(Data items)
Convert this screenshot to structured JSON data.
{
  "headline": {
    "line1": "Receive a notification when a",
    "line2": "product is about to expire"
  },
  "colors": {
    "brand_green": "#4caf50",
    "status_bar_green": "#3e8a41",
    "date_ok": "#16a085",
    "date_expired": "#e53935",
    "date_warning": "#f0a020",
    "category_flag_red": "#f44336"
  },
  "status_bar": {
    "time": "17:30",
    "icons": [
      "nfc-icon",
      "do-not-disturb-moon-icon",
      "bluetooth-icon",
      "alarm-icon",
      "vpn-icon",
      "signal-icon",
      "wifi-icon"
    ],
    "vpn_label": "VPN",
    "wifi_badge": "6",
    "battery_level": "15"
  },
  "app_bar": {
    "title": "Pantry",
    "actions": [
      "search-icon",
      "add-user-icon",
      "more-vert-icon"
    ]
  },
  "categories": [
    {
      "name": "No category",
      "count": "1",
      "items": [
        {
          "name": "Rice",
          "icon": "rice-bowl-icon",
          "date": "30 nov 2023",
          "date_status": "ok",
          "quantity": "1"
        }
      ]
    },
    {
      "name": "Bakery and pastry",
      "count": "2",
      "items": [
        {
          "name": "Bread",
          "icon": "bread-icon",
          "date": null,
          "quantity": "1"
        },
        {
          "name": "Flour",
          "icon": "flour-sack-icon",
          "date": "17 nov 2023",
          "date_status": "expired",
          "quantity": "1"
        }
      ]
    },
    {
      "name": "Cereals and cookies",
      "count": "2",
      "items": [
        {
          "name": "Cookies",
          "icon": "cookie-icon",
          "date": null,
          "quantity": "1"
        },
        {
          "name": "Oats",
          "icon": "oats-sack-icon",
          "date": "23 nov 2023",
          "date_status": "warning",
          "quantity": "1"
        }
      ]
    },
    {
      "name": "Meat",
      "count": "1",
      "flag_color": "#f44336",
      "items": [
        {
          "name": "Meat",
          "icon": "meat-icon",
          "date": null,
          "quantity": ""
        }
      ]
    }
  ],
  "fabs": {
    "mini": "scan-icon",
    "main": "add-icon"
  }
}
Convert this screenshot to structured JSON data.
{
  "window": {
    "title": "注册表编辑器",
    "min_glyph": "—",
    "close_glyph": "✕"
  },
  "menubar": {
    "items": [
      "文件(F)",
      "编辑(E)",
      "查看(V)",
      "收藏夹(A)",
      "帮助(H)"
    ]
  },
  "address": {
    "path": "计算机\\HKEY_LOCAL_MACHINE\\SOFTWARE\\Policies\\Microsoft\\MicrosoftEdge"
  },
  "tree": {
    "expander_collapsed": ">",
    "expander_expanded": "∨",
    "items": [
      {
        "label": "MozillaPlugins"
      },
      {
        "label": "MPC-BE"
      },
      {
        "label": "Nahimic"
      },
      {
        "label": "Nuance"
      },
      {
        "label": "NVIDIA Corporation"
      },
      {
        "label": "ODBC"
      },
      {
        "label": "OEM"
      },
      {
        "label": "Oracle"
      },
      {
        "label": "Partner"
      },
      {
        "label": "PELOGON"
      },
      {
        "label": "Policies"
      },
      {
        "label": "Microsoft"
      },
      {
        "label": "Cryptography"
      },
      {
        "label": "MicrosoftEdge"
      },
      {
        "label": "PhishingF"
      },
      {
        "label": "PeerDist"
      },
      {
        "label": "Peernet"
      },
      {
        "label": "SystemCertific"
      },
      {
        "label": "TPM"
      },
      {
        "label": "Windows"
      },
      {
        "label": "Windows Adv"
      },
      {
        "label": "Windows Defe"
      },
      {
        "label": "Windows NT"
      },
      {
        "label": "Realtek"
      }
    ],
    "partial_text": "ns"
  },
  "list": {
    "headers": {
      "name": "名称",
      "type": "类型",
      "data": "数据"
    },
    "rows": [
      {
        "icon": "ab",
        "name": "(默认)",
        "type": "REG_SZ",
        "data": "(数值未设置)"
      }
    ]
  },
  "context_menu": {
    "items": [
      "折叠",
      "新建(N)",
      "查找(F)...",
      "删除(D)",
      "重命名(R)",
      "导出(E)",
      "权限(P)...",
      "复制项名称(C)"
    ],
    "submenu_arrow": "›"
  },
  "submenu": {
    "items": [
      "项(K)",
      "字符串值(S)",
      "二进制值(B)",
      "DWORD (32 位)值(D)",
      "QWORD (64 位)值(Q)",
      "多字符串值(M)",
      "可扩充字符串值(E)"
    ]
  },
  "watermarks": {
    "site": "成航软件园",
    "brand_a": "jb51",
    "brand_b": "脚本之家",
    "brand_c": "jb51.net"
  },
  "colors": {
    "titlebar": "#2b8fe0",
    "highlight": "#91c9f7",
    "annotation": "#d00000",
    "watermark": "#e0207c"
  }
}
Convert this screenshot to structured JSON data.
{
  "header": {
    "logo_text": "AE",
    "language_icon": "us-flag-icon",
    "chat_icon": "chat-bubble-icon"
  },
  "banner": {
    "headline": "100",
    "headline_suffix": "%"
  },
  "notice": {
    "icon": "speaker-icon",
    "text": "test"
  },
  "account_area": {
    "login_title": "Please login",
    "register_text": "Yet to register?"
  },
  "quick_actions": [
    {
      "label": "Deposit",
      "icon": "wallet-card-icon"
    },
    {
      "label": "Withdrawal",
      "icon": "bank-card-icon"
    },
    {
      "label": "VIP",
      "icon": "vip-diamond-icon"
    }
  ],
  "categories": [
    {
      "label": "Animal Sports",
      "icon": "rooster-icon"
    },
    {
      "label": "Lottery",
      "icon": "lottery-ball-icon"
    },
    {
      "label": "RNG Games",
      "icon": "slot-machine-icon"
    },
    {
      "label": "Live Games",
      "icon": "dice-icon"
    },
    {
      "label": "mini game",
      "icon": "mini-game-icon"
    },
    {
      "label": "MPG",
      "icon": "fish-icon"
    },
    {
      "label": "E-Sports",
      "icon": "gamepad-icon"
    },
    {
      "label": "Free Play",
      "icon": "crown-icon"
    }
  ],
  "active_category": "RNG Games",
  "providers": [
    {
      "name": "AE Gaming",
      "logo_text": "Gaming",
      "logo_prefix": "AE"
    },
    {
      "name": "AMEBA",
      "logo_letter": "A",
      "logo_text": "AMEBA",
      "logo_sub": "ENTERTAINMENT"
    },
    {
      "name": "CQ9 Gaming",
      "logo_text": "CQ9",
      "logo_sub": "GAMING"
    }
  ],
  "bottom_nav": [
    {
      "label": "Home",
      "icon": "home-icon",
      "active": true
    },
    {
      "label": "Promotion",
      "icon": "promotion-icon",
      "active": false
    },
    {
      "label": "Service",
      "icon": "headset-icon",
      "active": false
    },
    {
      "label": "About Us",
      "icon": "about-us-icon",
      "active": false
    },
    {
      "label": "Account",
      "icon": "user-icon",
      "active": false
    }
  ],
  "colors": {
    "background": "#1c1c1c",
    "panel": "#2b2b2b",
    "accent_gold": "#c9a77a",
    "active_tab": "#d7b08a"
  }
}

◆ What this task involves: Make a tally of the lines in this data that include the string "card", and answer with that tally alone.

◆ Completed task: 2